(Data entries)
[start]
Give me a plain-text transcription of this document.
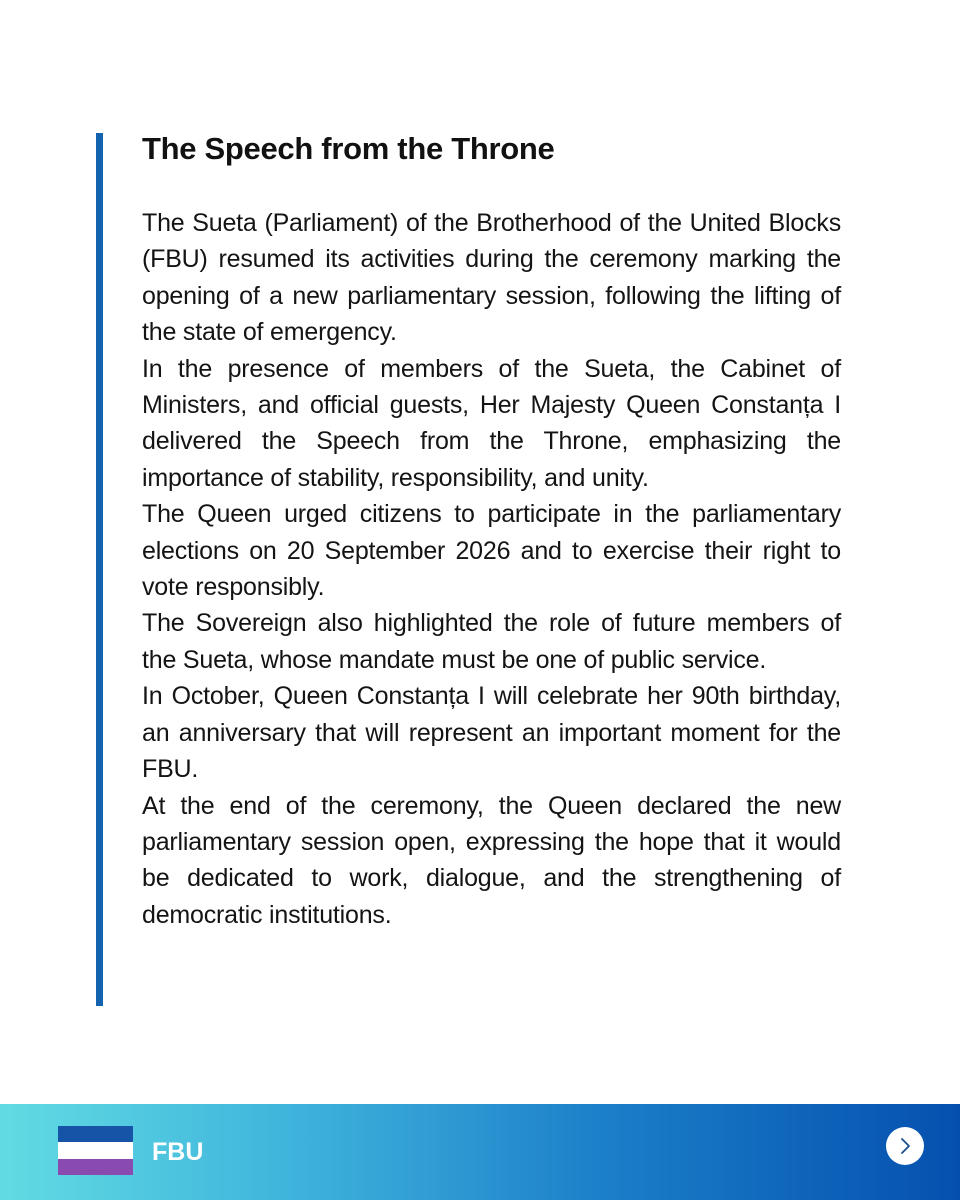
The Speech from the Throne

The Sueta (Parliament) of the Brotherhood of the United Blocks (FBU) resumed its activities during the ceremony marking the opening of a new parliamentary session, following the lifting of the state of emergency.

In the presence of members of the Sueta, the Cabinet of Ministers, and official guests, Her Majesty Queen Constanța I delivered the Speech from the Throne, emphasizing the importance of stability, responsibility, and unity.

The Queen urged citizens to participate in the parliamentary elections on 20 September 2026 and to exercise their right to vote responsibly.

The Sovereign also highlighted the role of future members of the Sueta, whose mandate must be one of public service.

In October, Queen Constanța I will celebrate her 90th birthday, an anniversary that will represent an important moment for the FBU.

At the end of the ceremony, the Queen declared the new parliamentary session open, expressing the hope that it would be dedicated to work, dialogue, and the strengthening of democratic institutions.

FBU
[end]
[start]
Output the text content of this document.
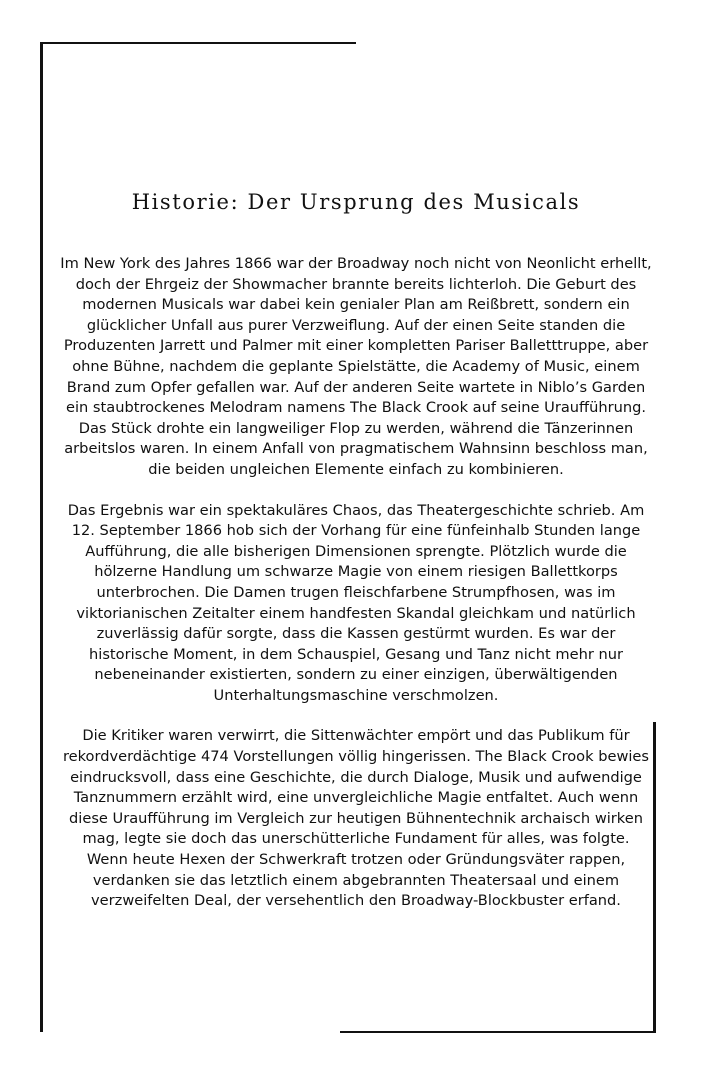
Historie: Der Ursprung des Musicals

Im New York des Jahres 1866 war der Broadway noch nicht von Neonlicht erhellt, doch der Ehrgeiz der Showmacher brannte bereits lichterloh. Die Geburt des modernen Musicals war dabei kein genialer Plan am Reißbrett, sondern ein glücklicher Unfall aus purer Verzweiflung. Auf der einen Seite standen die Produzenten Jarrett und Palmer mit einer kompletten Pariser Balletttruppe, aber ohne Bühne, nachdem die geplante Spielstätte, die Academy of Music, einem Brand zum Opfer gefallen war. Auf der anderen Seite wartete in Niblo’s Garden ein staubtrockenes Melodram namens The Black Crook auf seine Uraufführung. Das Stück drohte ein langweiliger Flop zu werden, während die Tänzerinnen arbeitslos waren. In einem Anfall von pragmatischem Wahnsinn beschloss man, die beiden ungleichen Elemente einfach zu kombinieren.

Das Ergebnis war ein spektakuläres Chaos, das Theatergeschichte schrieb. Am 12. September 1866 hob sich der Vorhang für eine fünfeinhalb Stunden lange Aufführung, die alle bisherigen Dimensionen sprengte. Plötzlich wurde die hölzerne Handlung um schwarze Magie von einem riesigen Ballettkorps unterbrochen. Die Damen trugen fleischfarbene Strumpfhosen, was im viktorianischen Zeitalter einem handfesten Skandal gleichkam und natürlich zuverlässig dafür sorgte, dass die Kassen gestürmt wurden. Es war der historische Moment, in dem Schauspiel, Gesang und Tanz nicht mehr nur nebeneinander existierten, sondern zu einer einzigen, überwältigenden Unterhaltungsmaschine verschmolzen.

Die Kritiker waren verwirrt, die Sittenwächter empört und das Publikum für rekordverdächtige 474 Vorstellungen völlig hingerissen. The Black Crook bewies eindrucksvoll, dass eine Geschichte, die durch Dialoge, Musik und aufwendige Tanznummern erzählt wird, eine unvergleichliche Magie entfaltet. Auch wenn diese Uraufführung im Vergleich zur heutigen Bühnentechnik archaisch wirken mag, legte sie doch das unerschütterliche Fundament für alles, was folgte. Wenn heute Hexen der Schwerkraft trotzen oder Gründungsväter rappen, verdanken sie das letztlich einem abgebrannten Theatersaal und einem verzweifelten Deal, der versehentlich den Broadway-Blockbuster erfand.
[end]
[start]
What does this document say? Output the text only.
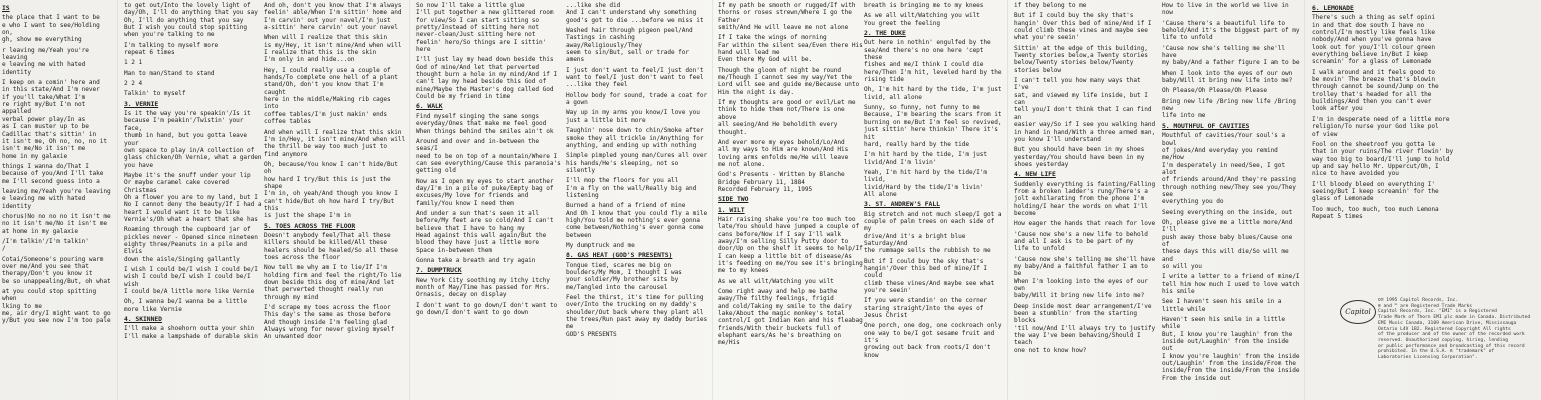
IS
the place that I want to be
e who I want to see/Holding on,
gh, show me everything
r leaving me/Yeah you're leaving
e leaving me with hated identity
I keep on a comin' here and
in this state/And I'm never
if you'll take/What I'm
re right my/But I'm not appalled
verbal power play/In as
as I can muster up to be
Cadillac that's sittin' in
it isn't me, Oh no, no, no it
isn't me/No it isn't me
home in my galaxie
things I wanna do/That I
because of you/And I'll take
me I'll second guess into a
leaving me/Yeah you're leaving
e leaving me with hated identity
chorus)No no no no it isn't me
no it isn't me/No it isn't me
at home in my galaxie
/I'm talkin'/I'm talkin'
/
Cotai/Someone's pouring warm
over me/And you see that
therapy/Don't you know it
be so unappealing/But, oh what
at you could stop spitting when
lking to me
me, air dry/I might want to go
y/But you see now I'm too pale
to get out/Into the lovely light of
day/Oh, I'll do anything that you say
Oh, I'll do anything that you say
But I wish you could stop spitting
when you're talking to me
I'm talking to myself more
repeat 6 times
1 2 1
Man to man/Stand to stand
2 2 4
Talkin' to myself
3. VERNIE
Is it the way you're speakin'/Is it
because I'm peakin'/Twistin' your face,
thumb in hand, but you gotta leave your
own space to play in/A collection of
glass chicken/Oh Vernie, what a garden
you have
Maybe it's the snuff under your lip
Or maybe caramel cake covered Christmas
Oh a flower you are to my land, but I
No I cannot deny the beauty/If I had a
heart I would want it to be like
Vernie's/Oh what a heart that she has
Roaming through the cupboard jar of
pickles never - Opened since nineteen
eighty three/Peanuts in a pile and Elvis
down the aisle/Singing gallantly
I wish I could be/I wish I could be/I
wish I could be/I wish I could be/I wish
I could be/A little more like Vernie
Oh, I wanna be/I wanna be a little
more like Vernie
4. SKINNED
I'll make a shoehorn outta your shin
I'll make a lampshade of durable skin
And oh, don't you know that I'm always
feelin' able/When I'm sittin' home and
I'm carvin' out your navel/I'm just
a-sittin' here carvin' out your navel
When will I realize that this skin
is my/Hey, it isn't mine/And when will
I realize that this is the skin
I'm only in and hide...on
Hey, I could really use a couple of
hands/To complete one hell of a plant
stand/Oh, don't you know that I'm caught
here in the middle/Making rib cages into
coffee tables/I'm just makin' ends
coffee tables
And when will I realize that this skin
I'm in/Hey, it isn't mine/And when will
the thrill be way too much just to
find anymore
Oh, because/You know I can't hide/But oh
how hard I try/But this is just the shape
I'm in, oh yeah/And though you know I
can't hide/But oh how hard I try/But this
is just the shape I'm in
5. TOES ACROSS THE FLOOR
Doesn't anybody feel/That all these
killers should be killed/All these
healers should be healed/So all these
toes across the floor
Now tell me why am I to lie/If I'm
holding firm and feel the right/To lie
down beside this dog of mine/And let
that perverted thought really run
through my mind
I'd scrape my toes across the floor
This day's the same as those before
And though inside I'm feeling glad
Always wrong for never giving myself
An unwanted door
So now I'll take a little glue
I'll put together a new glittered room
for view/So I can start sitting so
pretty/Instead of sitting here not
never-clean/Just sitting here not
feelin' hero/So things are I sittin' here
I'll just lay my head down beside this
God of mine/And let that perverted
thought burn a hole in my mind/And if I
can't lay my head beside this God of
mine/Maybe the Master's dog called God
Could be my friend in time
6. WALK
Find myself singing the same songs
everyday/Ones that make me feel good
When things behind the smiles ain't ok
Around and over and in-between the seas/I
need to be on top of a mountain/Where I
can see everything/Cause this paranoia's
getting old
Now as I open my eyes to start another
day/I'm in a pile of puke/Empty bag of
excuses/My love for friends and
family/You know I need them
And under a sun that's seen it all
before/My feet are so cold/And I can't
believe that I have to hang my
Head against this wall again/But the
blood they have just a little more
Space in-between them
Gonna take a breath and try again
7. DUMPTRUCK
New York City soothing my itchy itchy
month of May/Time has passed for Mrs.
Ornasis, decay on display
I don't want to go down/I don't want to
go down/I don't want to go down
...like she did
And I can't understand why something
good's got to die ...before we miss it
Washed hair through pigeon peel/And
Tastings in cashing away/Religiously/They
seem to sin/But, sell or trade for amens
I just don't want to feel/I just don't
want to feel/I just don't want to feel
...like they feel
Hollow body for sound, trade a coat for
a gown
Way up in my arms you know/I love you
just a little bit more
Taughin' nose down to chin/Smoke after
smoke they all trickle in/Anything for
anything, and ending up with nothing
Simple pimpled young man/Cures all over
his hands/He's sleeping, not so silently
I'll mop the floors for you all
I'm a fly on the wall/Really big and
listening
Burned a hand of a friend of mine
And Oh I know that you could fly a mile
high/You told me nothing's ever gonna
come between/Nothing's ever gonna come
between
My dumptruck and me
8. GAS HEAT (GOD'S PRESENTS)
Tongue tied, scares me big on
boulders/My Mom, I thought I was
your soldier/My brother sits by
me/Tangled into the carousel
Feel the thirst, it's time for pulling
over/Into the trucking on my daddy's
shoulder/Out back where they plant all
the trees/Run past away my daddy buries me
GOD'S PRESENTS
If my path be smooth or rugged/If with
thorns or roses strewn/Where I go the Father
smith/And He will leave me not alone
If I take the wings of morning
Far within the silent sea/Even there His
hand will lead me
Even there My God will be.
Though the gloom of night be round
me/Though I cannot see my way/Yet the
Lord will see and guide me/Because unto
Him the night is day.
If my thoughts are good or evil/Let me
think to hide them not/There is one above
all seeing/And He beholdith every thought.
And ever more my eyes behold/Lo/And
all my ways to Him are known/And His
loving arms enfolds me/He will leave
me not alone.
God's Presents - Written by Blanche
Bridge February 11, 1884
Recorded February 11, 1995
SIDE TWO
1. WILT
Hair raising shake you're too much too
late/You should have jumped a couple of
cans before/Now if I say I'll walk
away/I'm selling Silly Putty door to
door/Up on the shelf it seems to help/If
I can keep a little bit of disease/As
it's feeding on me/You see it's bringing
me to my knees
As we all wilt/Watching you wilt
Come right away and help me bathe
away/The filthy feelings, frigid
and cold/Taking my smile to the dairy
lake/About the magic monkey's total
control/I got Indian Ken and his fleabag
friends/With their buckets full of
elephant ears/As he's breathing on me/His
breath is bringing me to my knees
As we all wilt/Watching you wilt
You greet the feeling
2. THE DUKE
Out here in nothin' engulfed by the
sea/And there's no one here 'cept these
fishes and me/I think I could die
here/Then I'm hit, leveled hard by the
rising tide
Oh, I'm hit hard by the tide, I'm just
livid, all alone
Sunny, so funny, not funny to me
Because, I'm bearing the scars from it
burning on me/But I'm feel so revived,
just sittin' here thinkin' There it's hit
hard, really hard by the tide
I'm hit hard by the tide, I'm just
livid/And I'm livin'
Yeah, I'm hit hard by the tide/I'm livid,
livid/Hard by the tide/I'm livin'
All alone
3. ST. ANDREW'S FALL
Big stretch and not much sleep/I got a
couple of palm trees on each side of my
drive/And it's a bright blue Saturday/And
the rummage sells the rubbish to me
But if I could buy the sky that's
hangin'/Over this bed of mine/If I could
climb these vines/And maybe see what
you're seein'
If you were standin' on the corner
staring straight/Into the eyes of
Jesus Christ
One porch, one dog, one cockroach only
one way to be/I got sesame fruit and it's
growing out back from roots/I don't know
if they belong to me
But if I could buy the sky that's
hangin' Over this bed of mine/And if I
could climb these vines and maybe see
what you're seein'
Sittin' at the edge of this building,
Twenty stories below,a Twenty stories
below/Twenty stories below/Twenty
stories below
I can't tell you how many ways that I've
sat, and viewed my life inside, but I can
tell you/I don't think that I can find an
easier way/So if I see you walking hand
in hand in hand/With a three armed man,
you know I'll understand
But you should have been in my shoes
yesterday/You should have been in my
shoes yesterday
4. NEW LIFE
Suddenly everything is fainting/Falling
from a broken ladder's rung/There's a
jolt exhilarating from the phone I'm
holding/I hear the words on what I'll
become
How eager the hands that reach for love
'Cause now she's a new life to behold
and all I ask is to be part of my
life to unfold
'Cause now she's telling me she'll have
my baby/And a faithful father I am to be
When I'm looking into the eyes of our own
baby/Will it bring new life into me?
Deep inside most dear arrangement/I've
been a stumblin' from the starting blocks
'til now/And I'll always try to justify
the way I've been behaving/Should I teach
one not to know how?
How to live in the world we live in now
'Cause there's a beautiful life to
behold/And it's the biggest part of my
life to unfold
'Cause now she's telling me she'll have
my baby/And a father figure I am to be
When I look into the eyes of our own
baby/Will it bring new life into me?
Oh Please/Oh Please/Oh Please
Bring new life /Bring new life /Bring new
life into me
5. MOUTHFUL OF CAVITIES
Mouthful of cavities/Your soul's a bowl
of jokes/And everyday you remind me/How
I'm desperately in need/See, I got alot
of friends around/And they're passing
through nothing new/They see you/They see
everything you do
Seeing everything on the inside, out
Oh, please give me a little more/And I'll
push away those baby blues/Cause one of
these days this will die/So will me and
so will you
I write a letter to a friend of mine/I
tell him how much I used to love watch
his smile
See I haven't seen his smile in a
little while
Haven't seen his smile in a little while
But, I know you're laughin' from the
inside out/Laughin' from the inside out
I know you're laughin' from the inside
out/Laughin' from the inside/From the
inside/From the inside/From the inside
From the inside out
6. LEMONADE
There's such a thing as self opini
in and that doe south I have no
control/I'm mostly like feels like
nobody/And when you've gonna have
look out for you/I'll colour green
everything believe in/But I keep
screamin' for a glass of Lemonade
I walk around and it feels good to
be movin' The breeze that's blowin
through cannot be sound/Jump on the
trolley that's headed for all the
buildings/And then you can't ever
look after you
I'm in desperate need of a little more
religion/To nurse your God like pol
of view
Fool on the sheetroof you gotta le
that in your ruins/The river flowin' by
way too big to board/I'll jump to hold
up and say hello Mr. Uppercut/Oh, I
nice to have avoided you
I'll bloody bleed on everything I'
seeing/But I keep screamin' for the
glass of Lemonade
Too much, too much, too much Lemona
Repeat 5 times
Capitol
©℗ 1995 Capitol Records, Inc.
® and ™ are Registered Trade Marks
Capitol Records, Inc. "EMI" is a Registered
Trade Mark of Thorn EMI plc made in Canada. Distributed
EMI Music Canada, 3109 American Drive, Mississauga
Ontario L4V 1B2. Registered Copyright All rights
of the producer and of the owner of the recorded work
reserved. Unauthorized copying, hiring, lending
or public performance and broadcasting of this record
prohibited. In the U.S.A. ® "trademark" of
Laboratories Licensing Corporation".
[end]
Aim of the task.
In the records above, collect each line with "nicht".

Exercise result.
Im New York des Jahres 1866 war der Broadway noch nicht von Neonlicht erhellt, doch der Ehrgeiz der Showmacher brannte bereits lichterloh. Die Geburt des modernen Musicals war dabei kein genialer Plan am Reißbrett, sondern ein glücklicher Unfall aus purer Verzweiflung. Auf der einen Seite standen die Produzenten Jarrett und Palmer mit einer kompletten Pariser Balletttruppe, aber ohne Bühne, nachdem die geplante Spielstätte, die Academy of Music, einem Brand zum Opfer gefallen war. Auf der anderen Seite wartete in Niblo’s Garden ein staubtrockenes Melodram namens The Black Crook auf seine Uraufführung. Das Stück drohte ein langweiliger Flop zu werden, während die Tänzerinnen arbeitslos waren. In einem Anfall von pragmatischem Wahnsinn beschloss man, die beiden ungleichen Elemente einfach zu kombinieren.
Das Ergebnis war ein spektakuläres Chaos, das Theatergeschichte schrieb. Am 12. September 1866 hob sich der Vorhang für eine fünfeinhalb Stunden lange Aufführung, die alle bisherigen Dimensionen sprengte. Plötzlich wurde die hölzerne Handlung um schwarze Magie von einem riesigen Ballettkorps unterbrochen. Die Damen trugen fleischfarbene Strumpfhosen, was im viktorianischen Zeitalter einem handfesten Skandal gleichkam und natürlich zuverlässig dafür sorgte, dass die Kassen gestürmt wurden. Es war der historische Moment, in dem Schauspiel, Gesang und Tanz nicht mehr nur nebeneinander existierten, sondern zu einer einzigen, überwältigenden Unterhaltungsmaschine verschmolzen.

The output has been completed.